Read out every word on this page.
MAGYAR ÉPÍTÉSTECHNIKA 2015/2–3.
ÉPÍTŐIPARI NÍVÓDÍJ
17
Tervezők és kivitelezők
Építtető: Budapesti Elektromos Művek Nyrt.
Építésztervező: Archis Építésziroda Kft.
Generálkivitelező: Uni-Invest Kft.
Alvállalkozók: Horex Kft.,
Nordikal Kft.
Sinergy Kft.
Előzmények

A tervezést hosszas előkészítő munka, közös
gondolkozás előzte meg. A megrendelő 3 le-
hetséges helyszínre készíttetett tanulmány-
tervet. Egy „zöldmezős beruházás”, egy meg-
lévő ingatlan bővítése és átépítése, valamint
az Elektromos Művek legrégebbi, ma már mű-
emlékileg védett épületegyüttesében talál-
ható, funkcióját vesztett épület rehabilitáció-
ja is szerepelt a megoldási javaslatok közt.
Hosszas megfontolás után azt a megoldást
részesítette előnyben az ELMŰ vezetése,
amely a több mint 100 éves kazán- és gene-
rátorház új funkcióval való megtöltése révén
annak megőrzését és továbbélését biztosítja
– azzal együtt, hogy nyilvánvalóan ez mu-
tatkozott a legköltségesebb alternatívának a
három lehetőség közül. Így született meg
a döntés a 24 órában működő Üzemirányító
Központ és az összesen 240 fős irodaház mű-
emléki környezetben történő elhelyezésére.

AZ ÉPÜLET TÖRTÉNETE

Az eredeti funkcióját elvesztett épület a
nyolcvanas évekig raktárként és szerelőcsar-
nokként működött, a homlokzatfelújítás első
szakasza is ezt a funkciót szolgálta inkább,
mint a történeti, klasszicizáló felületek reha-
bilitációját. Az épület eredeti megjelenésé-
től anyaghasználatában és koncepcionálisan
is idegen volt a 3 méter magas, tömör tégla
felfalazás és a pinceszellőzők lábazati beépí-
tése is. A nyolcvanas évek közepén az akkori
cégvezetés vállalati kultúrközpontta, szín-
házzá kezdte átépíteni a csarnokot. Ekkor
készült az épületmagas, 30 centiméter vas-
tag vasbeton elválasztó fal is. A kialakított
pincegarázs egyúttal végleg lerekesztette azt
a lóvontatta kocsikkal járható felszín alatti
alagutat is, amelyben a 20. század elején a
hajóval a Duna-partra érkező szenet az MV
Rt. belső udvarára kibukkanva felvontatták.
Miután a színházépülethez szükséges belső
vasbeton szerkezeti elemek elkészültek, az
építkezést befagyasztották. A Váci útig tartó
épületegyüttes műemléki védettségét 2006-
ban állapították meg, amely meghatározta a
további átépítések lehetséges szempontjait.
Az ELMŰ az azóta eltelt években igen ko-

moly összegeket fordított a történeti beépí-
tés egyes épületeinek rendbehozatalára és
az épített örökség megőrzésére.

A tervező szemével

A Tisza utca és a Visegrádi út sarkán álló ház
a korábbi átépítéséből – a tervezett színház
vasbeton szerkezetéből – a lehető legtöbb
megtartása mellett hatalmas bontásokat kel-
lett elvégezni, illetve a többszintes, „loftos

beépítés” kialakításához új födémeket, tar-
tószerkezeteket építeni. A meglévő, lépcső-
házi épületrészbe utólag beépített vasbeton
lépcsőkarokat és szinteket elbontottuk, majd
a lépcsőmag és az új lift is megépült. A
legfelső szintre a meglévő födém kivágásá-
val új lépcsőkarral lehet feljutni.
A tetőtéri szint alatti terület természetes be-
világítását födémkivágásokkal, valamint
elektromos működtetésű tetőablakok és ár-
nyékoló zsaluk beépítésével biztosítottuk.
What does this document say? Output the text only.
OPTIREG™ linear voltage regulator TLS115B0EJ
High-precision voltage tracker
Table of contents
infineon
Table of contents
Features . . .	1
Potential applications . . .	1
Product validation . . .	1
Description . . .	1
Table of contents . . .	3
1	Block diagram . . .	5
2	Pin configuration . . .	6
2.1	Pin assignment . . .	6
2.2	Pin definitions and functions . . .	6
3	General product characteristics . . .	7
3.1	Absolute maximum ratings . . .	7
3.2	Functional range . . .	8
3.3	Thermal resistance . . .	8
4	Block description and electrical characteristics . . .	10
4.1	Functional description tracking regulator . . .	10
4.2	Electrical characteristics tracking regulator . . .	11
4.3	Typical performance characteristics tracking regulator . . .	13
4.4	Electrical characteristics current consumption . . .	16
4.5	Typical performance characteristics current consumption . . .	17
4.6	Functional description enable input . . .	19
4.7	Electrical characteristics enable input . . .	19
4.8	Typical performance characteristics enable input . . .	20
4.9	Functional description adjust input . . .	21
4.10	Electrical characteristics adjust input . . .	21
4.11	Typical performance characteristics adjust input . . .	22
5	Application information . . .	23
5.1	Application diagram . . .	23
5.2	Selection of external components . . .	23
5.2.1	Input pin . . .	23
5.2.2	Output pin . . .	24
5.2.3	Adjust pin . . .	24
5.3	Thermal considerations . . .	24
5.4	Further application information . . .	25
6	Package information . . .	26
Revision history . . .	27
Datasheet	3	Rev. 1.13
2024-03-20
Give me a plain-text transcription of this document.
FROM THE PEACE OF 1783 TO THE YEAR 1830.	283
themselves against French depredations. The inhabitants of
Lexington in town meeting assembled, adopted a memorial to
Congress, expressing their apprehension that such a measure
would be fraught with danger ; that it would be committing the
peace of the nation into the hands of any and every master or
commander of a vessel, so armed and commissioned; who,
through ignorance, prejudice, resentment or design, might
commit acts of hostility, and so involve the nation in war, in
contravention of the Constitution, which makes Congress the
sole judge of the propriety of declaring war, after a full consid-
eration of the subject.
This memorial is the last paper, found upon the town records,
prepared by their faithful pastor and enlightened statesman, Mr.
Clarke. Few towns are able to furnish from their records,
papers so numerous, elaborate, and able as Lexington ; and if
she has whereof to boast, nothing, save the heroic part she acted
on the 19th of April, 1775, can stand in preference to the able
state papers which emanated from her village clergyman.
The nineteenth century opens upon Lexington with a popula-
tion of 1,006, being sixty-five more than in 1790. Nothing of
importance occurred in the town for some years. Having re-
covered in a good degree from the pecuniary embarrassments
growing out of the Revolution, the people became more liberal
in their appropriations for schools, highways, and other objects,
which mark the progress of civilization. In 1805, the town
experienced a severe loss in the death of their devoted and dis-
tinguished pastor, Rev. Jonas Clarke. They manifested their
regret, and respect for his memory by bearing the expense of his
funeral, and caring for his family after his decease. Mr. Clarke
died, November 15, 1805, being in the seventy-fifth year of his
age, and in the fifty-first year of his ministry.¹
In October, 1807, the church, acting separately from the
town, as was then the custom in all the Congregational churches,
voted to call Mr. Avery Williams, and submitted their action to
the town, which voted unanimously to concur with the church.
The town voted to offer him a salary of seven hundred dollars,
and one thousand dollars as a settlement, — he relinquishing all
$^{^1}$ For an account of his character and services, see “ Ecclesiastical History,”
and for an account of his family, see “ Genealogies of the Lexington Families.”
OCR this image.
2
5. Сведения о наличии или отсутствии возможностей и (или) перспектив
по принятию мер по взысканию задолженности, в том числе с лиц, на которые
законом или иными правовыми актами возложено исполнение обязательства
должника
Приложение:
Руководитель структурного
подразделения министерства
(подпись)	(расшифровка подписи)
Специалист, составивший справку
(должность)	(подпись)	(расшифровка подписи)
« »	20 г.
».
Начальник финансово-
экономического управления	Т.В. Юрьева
--
Instruction:
Copy every line of the records above that contains "nyolcvanas".

Result for this exercise:
nyolcvanas évekig raktárként és szerelőcsar-
tése is. A nyolcvanas évek közepén az akkori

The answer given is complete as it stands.